══ THE DATA

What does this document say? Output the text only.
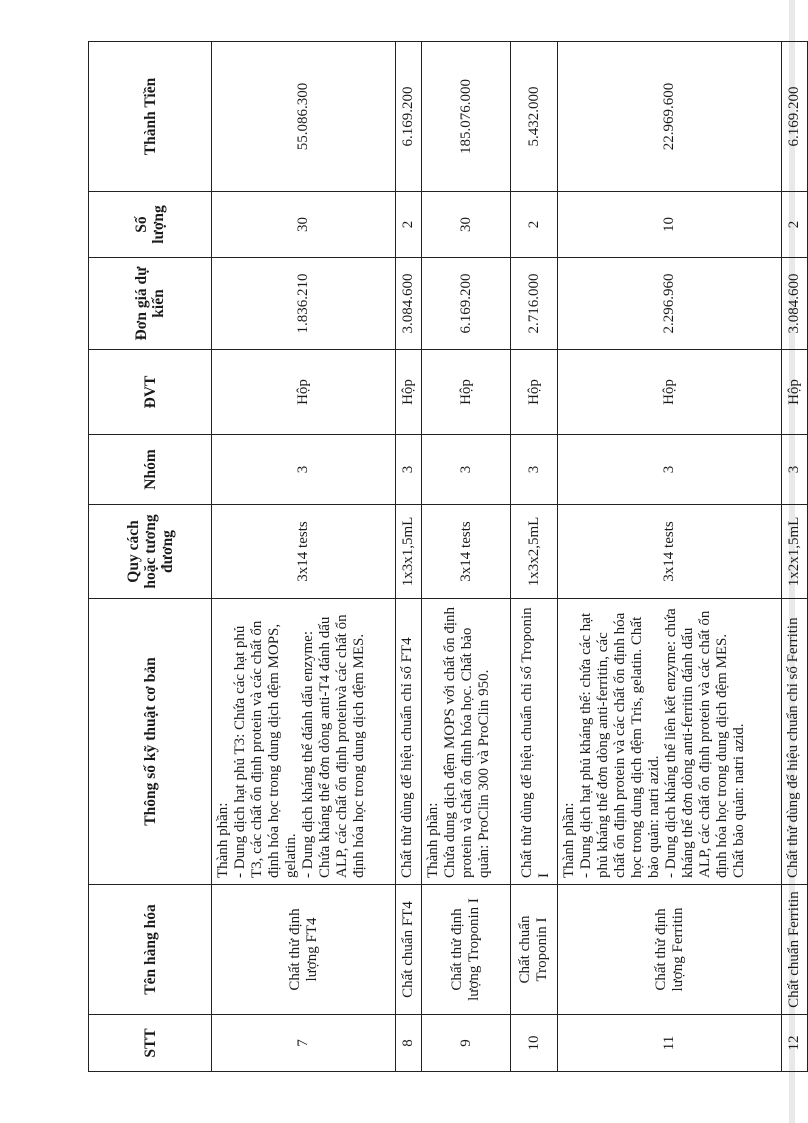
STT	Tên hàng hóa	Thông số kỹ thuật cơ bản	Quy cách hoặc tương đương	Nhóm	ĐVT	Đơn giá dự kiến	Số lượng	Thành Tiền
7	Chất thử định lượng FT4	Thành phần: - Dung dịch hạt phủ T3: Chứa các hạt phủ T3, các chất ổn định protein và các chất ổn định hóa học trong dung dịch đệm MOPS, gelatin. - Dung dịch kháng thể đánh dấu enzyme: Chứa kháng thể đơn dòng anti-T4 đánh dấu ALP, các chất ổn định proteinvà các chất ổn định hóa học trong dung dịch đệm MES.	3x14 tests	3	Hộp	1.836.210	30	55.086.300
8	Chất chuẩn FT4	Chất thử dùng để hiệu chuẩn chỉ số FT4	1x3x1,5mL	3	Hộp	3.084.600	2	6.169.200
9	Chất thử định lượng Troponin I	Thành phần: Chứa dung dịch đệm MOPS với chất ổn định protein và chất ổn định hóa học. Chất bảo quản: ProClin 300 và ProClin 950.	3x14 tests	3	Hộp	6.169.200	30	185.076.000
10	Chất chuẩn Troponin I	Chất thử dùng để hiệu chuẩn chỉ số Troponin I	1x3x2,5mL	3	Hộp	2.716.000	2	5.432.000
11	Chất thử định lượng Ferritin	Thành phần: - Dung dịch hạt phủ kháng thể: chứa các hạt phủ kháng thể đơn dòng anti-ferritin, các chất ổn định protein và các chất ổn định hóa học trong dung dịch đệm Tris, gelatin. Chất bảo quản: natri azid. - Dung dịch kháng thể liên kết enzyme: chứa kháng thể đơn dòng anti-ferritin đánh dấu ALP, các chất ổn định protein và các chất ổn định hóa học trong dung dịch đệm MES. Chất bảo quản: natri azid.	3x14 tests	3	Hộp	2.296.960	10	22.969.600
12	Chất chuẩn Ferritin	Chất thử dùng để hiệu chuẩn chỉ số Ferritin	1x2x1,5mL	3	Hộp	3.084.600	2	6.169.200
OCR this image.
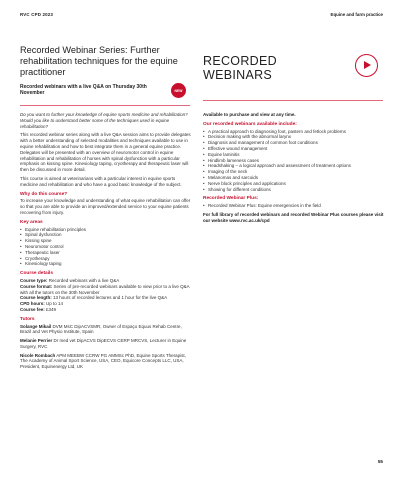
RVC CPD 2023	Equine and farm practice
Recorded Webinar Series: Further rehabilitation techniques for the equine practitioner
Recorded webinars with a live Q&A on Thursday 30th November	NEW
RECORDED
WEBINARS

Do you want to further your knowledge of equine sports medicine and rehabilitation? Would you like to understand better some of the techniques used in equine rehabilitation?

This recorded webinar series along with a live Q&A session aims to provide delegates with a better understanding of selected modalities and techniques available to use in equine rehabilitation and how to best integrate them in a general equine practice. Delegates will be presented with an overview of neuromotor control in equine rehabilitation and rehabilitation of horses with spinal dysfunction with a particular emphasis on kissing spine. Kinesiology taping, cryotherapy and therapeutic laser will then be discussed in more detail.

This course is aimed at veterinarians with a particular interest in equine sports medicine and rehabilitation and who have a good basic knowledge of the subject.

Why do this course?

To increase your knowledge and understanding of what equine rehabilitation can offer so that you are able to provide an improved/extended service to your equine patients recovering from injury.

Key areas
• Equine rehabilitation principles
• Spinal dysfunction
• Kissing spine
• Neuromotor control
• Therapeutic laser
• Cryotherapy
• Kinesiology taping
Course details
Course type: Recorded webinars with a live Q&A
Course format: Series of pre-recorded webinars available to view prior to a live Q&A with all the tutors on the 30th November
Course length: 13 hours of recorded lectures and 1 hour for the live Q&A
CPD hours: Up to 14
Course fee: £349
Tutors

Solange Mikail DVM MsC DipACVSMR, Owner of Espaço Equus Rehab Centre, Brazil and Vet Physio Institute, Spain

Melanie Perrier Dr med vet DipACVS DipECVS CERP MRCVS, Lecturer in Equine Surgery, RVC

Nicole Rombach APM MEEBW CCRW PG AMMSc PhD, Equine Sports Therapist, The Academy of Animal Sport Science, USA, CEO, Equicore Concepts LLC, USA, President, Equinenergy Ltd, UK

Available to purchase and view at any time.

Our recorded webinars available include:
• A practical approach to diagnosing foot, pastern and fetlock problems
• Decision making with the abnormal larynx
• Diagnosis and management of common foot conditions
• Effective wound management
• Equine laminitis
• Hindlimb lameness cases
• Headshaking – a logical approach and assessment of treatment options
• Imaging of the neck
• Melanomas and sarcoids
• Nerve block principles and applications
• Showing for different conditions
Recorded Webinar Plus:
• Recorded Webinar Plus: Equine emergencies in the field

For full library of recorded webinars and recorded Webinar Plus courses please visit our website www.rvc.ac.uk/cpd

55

════

→ TRY IT:
With all pictures omitted, repeat every record above word for word.

→ RESPONSE BOX:
What does this document say? Output the text only.
STT	Tên hàng hóa	Thông số kỹ thuật cơ bản	Quy cách hoặc tương đương	Nhóm	ĐVT	Đơn giá dự kiến	Số lượng	Thành Tiền
7	Chất thử định lượng FT4	Thành phần: - Dung dịch hạt phủ T3: Chứa các hạt phủ T3, các chất ổn định protein và các chất ổn định hóa học trong dung dịch đệm MOPS, gelatin. - Dung dịch kháng thể đánh dấu enzyme: Chứa kháng thể đơn dòng anti-T4 đánh dấu ALP, các chất ổn định proteinvà các chất ổn định hóa học trong dung dịch đệm MES.	3x14 tests	3	Hộp	1.836.210	30	55.086.300
8	Chất chuẩn FT4	Chất thử dùng để hiệu chuẩn chỉ số FT4	1x3x1,5mL	3	Hộp	3.084.600	2	6.169.200
9	Chất thử định lượng Troponin I	Thành phần: Chứa dung dịch đệm MOPS với chất ổn định protein và chất ổn định hóa học. Chất bảo quản: ProClin 300 và ProClin 950.	3x14 tests	3	Hộp	6.169.200	30	185.076.000
10	Chất chuẩn Troponin I	Chất thử dùng để hiệu chuẩn chỉ số Troponin I	1x3x2,5mL	3	Hộp	2.716.000	2	5.432.000
11	Chất thử định lượng Ferritin	Thành phần: - Dung dịch hạt phủ kháng thể: chứa các hạt phủ kháng thể đơn dòng anti-ferritin, các chất ổn định protein và các chất ổn định hóa học trong dung dịch đệm Tris, gelatin. Chất bảo quản: natri azid. - Dung dịch kháng thể liên kết enzyme: chứa kháng thể đơn dòng anti-ferritin đánh dấu ALP, các chất ổn định protein và các chất ổn định hóa học trong dung dịch đệm MES. Chất bảo quản: natri azid.	3x14 tests	3	Hộp	2.296.960	10	22.969.600
12	Chất chuẩn Ferritin	Chất thử dùng để hiệu chuẩn chỉ số Ferritin	1x2x1,5mL	3	Hộp	3.084.600	2	6.169.200
OCR this image.
RVC CPD 2023	Equine and farm practice
Recorded Webinar Series: Further rehabilitation techniques for the equine practitioner
Recorded webinars with a live Q&A on Thursday 30th November	NEW
RECORDED
WEBINARS

Do you want to further your knowledge of equine sports medicine and rehabilitation? Would you like to understand better some of the techniques used in equine rehabilitation?

This recorded webinar series along with a live Q&A session aims to provide delegates with a better understanding of selected modalities and techniques available to use in equine rehabilitation and how to best integrate them in a general equine practice. Delegates will be presented with an overview of neuromotor control in equine rehabilitation and rehabilitation of horses with spinal dysfunction with a particular emphasis on kissing spine. Kinesiology taping, cryotherapy and therapeutic laser will then be discussed in more detail.

This course is aimed at veterinarians with a particular interest in equine sports medicine and rehabilitation and who have a good basic knowledge of the subject.

Why do this course?

To increase your knowledge and understanding of what equine rehabilitation can offer so that you are able to provide an improved/extended service to your equine patients recovering from injury.

Key areas
• Equine rehabilitation principles
• Spinal dysfunction
• Kissing spine
• Neuromotor control
• Therapeutic laser
• Cryotherapy
• Kinesiology taping
Course details
Course type: Recorded webinars with a live Q&A
Course format: Series of pre-recorded webinars available to view prior to a live Q&A with all the tutors on the 30th November
Course length: 13 hours of recorded lectures and 1 hour for the live Q&A
CPD hours: Up to 14
Course fee: £349
Tutors

Solange Mikail DVM MsC DipACVSMR, Owner of Espaço Equus Rehab Centre, Brazil and Vet Physio Institute, Spain

Melanie Perrier Dr med vet DipACVS DipECVS CERP MRCVS, Lecturer in Equine Surgery, RVC

Nicole Rombach APM MEEBW CCRW PG AMMSc PhD, Equine Sports Therapist, The Academy of Animal Sport Science, USA, CEO, Equicore Concepts LLC, USA, President, Equinenergy Ltd, UK

Available to purchase and view at any time.

Our recorded webinars available include:
• A practical approach to diagnosing foot, pastern and fetlock problems
• Decision making with the abnormal larynx
• Diagnosis and management of common foot conditions
• Effective wound management
• Equine laminitis
• Hindlimb lameness cases
• Headshaking – a logical approach and assessment of treatment options
• Imaging of the neck
• Melanomas and sarcoids
• Nerve block principles and applications
• Showing for different conditions
Recorded Webinar Plus:
• Recorded Webinar Plus: Equine emergencies in the field

For full library of recorded webinars and recorded Webinar Plus courses please visit our website www.rvc.ac.uk/cpd

55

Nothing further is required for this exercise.